- [WHAT YOU SHOULD DO]:
Faithfully return all lines, omitting every embedded picture.

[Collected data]
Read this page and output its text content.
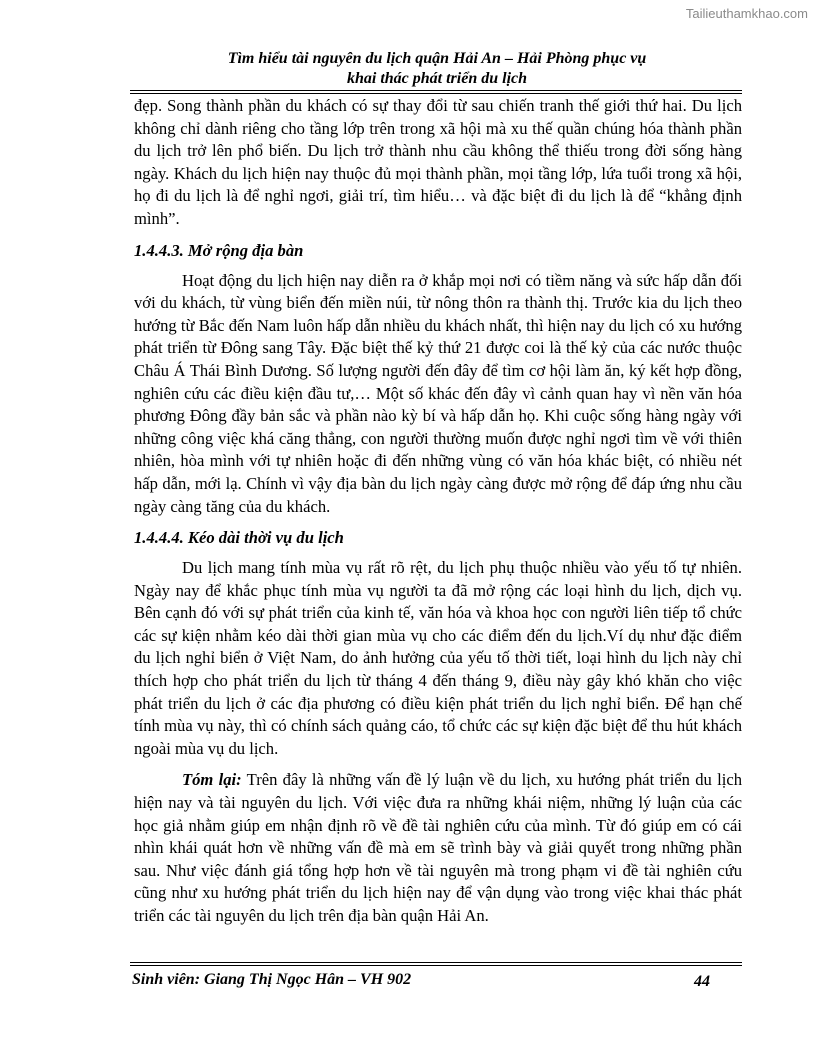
Tailieuthamkhao.com
Tìm hiểu tài nguyên du lịch quận Hải An – Hải Phòng phục vụ
khai thác phát triển du lịch

đẹp. Song thành phần du khách có sự thay đổi từ sau chiến tranh thế giới thứ hai. Du lịch không chỉ dành riêng cho tầng lớp trên trong xã hội mà xu thế quần chúng hóa thành phần du lịch trở lên phổ biến. Du lịch trở thành nhu cầu không thể thiếu trong đời sống hàng ngày. Khách du lịch hiện nay thuộc đủ mọi thành phần, mọi tầng lớp, lứa tuổi trong xã hội, họ đi du lịch là để nghỉ ngơi, giải trí, tìm hiểu… và đặc biệt đi du lịch là để “khẳng định mình”.

1.4.4.3. Mở rộng địa bàn

Hoạt động du lịch hiện nay diễn ra ở khắp mọi nơi có tiềm năng và sức hấp dẫn đối với du khách, từ vùng biển đến miền núi, từ nông thôn ra thành thị. Trước kia du lịch theo hướng từ Bắc đến Nam luôn hấp dẫn nhiều du khách nhất, thì hiện nay du lịch có xu hướng phát triển từ Đông sang Tây. Đặc biệt thế kỷ thứ 21 được coi là thế kỷ của các nước thuộc Châu Á Thái Bình Dương. Số lượng người đến đây để tìm cơ hội làm ăn, ký kết hợp đồng, nghiên cứu các điều kiện đầu tư,… Một số khác đến đây vì cảnh quan hay vì nền văn hóa phương Đông đầy bản sắc và phần nào kỳ bí và hấp dẫn họ. Khi cuộc sống hàng ngày với những công việc khá căng thẳng, con người thường muốn được nghỉ ngơi tìm về với thiên nhiên, hòa mình với tự nhiên hoặc đi đến những vùng có văn hóa khác biệt, có nhiều nét hấp dẫn, mới lạ. Chính vì vậy địa bàn du lịch ngày càng được mở rộng để đáp ứng nhu cầu ngày càng tăng của du khách.

1.4.4.4. Kéo dài thời vụ du lịch

Du lịch mang tính mùa vụ rất rõ rệt, du lịch phụ thuộc nhiều vào yếu tố tự nhiên. Ngày nay để khắc phục tính mùa vụ người ta đã mở rộng các loại hình du lịch, dịch vụ. Bên cạnh đó với sự phát triển của kinh tế, văn hóa và khoa học con người liên tiếp tổ chức các sự kiện nhằm kéo dài thời gian mùa vụ cho các điểm đến du lịch.Ví dụ như đặc điểm du lịch nghỉ biển ở Việt Nam, do ảnh hưởng của yếu tố thời tiết, loại hình du lịch này chỉ thích hợp cho phát triển du lịch từ tháng 4 đến tháng 9, điều này gây khó khăn cho việc phát triển du lịch ở các địa phương có điều kiện phát triển du lịch nghỉ biển. Để hạn chế tính mùa vụ này, thì có chính sách quảng cáo, tổ chức các sự kiện đặc biệt để thu hút khách ngoài mùa vụ du lịch.

Tóm lại: Trên đây là những vấn đề lý luận về du lịch, xu hướng phát triển du lịch hiện nay và tài nguyên du lịch. Với việc đưa ra những khái niệm, những lý luận của các học giả nhằm giúp em nhận định rõ về đề tài nghiên cứu của mình. Từ đó giúp em có cái nhìn khái quát hơn về những vấn đề mà em sẽ trình bày và giải quyết trong những phần sau. Như việc đánh giá tổng hợp hơn về tài nguyên mà trong phạm vi đề tài nghiên cứu cũng như xu hướng phát triển du lịch hiện nay để vận dụng vào trong việc khai thác phát triển các tài nguyên du lịch trên địa bàn quận Hải An.

Sinh viên: Giang Thị Ngọc Hân – VH 902	44
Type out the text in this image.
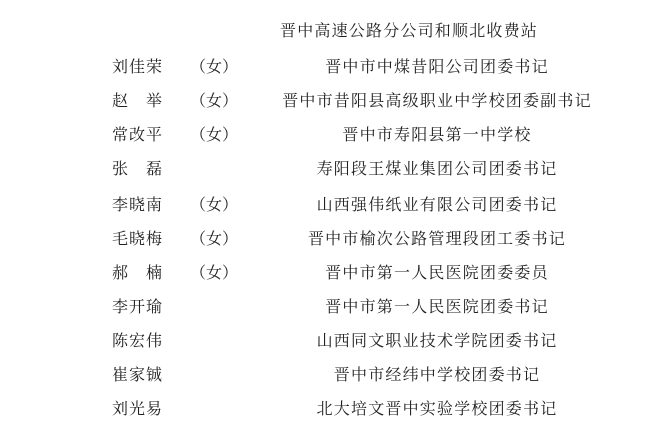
晋中高速公路分公司和顺北收费站
刘佳荣	（女）	晋中市中煤昔阳公司团委书记
赵　举	（女）	晋中市昔阳县高级职业中学校团委副书记
常改平	（女）	晋中市寿阳县第一中学校
张　磊	寿阳段王煤业集团公司团委书记
李晓南	（女）	山西强伟纸业有限公司团委书记
毛晓梅	（女）	晋中市榆次公路管理段团工委书记
郝　楠	（女）	晋中市第一人民医院团委委员
李开瑜	晋中市第一人民医院团委书记
陈宏伟	山西同文职业技术学院团委书记
崔家铖	晋中市经纬中学校团委书记
刘光易	北大培文晋中实验学校团委书记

- [TASK RESPONSE]:
Read this page and output its text content.
Tailieuthamkhao.com
Tìm hiểu tài nguyên du lịch quận Hải An – Hải Phòng phục vụ
khai thác phát triển du lịch

đẹp. Song thành phần du khách có sự thay đổi từ sau chiến tranh thế giới thứ hai. Du lịch không chỉ dành riêng cho tầng lớp trên trong xã hội mà xu thế quần chúng hóa thành phần du lịch trở lên phổ biến. Du lịch trở thành nhu cầu không thể thiếu trong đời sống hàng ngày. Khách du lịch hiện nay thuộc đủ mọi thành phần, mọi tầng lớp, lứa tuổi trong xã hội, họ đi du lịch là để nghỉ ngơi, giải trí, tìm hiểu… và đặc biệt đi du lịch là để “khẳng định mình”.

1.4.4.3. Mở rộng địa bàn

Hoạt động du lịch hiện nay diễn ra ở khắp mọi nơi có tiềm năng và sức hấp dẫn đối với du khách, từ vùng biển đến miền núi, từ nông thôn ra thành thị. Trước kia du lịch theo hướng từ Bắc đến Nam luôn hấp dẫn nhiều du khách nhất, thì hiện nay du lịch có xu hướng phát triển từ Đông sang Tây. Đặc biệt thế kỷ thứ 21 được coi là thế kỷ của các nước thuộc Châu Á Thái Bình Dương. Số lượng người đến đây để tìm cơ hội làm ăn, ký kết hợp đồng, nghiên cứu các điều kiện đầu tư,… Một số khác đến đây vì cảnh quan hay vì nền văn hóa phương Đông đầy bản sắc và phần nào kỳ bí và hấp dẫn họ. Khi cuộc sống hàng ngày với những công việc khá căng thẳng, con người thường muốn được nghỉ ngơi tìm về với thiên nhiên, hòa mình với tự nhiên hoặc đi đến những vùng có văn hóa khác biệt, có nhiều nét hấp dẫn, mới lạ. Chính vì vậy địa bàn du lịch ngày càng được mở rộng để đáp ứng nhu cầu ngày càng tăng của du khách.

1.4.4.4. Kéo dài thời vụ du lịch

Du lịch mang tính mùa vụ rất rõ rệt, du lịch phụ thuộc nhiều vào yếu tố tự nhiên. Ngày nay để khắc phục tính mùa vụ người ta đã mở rộng các loại hình du lịch, dịch vụ. Bên cạnh đó với sự phát triển của kinh tế, văn hóa và khoa học con người liên tiếp tổ chức các sự kiện nhằm kéo dài thời gian mùa vụ cho các điểm đến du lịch.Ví dụ như đặc điểm du lịch nghỉ biển ở Việt Nam, do ảnh hưởng của yếu tố thời tiết, loại hình du lịch này chỉ thích hợp cho phát triển du lịch từ tháng 4 đến tháng 9, điều này gây khó khăn cho việc phát triển du lịch ở các địa phương có điều kiện phát triển du lịch nghỉ biển. Để hạn chế tính mùa vụ này, thì có chính sách quảng cáo, tổ chức các sự kiện đặc biệt để thu hút khách ngoài mùa vụ du lịch.

Tóm lại: Trên đây là những vấn đề lý luận về du lịch, xu hướng phát triển du lịch hiện nay và tài nguyên du lịch. Với việc đưa ra những khái niệm, những lý luận của các học giả nhằm giúp em nhận định rõ về đề tài nghiên cứu của mình. Từ đó giúp em có cái nhìn khái quát hơn về những vấn đề mà em sẽ trình bày và giải quyết trong những phần sau. Như việc đánh giá tổng hợp hơn về tài nguyên mà trong phạm vi đề tài nghiên cứu cũng như xu hướng phát triển du lịch hiện nay để vận dụng vào trong việc khai thác phát triển các tài nguyên du lịch trên địa bàn quận Hải An.

Sinh viên: Giang Thị Ngọc Hân – VH 902	44
Type out the text in this image.
晋中高速公路分公司和顺北收费站
刘佳荣	（女）	晋中市中煤昔阳公司团委书记
赵　举	（女）	晋中市昔阳县高级职业中学校团委副书记
常改平	（女）	晋中市寿阳县第一中学校
张　磊	寿阳段王煤业集团公司团委书记
李晓南	（女）	山西强伟纸业有限公司团委书记
毛晓梅	（女）	晋中市榆次公路管理段团工委书记
郝　楠	（女）	晋中市第一人民医院团委委员
李开瑜	晋中市第一人民医院团委书记
陈宏伟	山西同文职业技术学院团委书记
崔家铖	晋中市经纬中学校团委书记
刘光易	北大培文晋中实验学校团委书记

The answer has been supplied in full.